TO DO:
Check every line below for the word "bottom" and copy each one that has it.

DATASET ROWS:
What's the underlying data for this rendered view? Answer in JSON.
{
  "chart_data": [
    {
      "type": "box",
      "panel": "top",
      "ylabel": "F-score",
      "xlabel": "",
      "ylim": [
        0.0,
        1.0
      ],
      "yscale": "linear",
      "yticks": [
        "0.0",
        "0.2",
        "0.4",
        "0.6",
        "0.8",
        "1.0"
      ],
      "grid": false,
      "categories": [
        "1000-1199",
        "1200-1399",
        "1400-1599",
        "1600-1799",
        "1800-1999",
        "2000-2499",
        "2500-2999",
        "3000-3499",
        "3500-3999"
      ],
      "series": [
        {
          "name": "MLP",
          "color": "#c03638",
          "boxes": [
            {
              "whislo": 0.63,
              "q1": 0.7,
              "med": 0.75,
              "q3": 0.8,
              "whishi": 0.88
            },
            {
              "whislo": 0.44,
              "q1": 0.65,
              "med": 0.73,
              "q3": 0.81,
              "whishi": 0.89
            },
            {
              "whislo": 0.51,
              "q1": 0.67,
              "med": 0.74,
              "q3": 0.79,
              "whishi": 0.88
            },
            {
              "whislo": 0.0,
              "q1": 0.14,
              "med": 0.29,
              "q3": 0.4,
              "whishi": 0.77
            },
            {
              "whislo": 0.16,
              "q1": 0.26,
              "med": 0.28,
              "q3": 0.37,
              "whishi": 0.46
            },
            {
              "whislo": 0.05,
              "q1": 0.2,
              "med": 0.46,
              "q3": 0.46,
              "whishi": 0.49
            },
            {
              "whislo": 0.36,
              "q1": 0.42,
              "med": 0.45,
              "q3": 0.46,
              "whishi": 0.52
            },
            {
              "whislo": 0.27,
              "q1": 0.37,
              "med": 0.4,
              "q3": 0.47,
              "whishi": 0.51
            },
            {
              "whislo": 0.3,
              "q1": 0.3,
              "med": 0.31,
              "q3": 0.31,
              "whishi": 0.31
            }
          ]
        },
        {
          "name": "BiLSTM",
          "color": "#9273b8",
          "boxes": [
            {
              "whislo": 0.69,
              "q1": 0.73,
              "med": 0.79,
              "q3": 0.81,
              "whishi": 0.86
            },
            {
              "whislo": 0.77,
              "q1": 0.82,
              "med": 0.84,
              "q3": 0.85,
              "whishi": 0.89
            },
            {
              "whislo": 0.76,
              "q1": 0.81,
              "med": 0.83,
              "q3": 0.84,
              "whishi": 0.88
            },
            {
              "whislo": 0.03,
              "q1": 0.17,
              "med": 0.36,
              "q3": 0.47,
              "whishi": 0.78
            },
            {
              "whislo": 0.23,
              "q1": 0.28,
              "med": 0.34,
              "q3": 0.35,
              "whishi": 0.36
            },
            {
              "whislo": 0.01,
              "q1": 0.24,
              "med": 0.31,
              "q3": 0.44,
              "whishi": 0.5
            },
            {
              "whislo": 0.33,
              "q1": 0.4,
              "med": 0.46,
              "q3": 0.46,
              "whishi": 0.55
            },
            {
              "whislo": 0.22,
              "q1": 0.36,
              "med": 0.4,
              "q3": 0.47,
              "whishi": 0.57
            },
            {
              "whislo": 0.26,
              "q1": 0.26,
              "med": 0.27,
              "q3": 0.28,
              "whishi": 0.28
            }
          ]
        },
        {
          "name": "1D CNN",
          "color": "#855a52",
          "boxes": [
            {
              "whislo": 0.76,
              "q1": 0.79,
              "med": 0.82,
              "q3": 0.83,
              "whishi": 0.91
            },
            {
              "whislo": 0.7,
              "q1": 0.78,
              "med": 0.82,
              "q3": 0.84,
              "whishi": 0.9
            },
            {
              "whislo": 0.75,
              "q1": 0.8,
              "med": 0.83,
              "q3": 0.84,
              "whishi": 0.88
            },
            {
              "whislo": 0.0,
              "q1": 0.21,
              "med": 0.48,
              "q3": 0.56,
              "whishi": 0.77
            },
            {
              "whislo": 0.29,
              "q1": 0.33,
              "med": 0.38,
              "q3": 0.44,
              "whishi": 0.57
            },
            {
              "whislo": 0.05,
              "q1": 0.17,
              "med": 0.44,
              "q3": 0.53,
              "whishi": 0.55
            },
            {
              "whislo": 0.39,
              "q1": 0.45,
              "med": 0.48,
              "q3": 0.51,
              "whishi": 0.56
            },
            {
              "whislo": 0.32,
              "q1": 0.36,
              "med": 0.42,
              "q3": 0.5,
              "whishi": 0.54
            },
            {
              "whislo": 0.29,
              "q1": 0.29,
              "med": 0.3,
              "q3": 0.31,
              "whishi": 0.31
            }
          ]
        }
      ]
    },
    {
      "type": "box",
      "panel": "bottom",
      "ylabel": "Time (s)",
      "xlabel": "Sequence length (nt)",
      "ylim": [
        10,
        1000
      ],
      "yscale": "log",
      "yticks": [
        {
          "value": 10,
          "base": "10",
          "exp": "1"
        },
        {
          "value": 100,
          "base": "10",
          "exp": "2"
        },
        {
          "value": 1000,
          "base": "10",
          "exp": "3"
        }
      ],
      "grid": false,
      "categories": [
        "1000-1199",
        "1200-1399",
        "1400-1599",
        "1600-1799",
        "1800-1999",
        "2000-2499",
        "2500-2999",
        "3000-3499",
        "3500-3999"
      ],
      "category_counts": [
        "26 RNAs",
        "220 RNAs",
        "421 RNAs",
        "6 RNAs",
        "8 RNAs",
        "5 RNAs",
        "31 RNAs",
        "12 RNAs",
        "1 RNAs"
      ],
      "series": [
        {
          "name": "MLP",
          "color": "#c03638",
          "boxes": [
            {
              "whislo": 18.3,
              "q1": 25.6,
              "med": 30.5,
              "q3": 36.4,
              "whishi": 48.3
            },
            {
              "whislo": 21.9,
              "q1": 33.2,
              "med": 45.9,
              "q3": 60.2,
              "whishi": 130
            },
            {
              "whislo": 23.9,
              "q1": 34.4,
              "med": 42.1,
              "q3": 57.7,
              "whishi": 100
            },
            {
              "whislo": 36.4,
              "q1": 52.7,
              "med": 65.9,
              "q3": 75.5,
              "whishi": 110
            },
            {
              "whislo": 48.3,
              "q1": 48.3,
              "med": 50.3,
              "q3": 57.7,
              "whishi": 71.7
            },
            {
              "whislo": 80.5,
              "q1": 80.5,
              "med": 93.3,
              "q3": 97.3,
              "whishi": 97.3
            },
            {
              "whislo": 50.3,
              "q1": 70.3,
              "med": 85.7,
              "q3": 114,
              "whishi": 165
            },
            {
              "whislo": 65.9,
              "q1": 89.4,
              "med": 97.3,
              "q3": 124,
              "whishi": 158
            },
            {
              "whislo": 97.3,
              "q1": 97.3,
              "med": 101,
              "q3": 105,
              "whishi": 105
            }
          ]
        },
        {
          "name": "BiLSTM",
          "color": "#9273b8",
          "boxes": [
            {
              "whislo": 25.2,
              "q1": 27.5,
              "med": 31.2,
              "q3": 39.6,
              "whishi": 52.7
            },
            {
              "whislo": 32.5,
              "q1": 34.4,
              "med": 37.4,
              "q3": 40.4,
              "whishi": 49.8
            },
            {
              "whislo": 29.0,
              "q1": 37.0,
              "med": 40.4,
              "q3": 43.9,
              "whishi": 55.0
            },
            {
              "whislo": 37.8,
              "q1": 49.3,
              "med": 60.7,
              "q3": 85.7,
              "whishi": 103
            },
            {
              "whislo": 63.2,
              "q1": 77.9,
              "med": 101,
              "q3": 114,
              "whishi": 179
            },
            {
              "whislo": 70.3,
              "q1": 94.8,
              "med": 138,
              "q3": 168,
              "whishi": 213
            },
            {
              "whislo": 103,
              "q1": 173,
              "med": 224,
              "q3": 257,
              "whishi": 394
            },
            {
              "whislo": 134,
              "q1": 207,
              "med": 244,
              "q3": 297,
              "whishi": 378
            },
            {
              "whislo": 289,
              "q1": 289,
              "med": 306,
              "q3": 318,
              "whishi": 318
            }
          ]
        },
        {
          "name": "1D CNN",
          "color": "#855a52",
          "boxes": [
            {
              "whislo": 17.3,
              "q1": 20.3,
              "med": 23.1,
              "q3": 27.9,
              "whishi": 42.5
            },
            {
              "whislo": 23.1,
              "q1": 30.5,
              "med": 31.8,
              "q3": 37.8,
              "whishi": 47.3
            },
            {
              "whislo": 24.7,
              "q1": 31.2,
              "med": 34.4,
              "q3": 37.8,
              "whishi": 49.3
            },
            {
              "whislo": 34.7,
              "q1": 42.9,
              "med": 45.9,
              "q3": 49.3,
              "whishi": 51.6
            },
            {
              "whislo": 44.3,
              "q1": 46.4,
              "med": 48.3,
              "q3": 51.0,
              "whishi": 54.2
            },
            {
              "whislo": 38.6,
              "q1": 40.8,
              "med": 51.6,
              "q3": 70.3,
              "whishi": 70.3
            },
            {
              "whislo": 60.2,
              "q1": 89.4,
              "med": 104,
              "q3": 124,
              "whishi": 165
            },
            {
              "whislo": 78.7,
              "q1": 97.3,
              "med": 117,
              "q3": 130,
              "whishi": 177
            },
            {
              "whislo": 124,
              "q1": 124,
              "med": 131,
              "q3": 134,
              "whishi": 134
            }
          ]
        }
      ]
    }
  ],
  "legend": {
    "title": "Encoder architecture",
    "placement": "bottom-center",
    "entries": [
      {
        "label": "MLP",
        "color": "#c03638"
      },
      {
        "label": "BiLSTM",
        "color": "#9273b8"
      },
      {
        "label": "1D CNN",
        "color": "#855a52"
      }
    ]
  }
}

TASK RESULT:
      "panel": "bottom",
    "placement": "bottom-center",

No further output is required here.